- **Exercise description**:
Give only one thing: the number of lines that include the word "name".
--- Start ---
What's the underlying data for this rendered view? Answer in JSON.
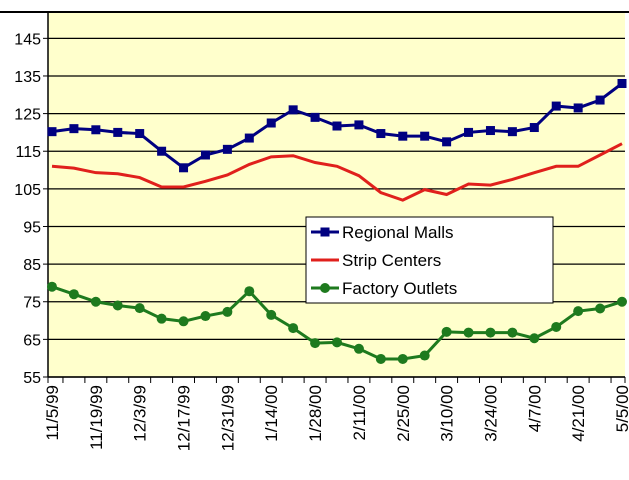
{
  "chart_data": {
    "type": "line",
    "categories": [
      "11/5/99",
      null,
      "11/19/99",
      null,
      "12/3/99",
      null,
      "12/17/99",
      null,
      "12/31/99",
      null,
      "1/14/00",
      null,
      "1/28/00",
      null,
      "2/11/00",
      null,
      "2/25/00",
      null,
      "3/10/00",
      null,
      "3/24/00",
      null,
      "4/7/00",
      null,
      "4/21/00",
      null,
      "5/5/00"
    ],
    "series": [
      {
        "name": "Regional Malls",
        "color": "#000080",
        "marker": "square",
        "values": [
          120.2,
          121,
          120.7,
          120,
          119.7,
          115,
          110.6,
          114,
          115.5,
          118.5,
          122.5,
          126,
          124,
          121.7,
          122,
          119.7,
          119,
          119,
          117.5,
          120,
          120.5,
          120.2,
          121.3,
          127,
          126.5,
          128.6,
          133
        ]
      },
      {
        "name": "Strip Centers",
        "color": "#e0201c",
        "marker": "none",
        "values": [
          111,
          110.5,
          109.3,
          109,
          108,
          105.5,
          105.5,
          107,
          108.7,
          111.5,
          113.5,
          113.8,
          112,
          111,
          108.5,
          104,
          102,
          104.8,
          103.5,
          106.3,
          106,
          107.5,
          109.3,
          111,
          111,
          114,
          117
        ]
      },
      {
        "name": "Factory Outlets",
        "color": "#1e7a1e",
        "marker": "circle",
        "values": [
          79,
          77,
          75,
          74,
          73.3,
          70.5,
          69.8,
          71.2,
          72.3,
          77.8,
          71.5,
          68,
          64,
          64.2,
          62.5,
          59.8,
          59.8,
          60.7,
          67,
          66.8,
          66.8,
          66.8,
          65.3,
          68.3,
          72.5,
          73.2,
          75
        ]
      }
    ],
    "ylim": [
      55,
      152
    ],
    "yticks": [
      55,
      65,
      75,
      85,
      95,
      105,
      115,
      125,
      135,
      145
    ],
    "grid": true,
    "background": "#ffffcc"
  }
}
--- End ---
- **Correct response**:
3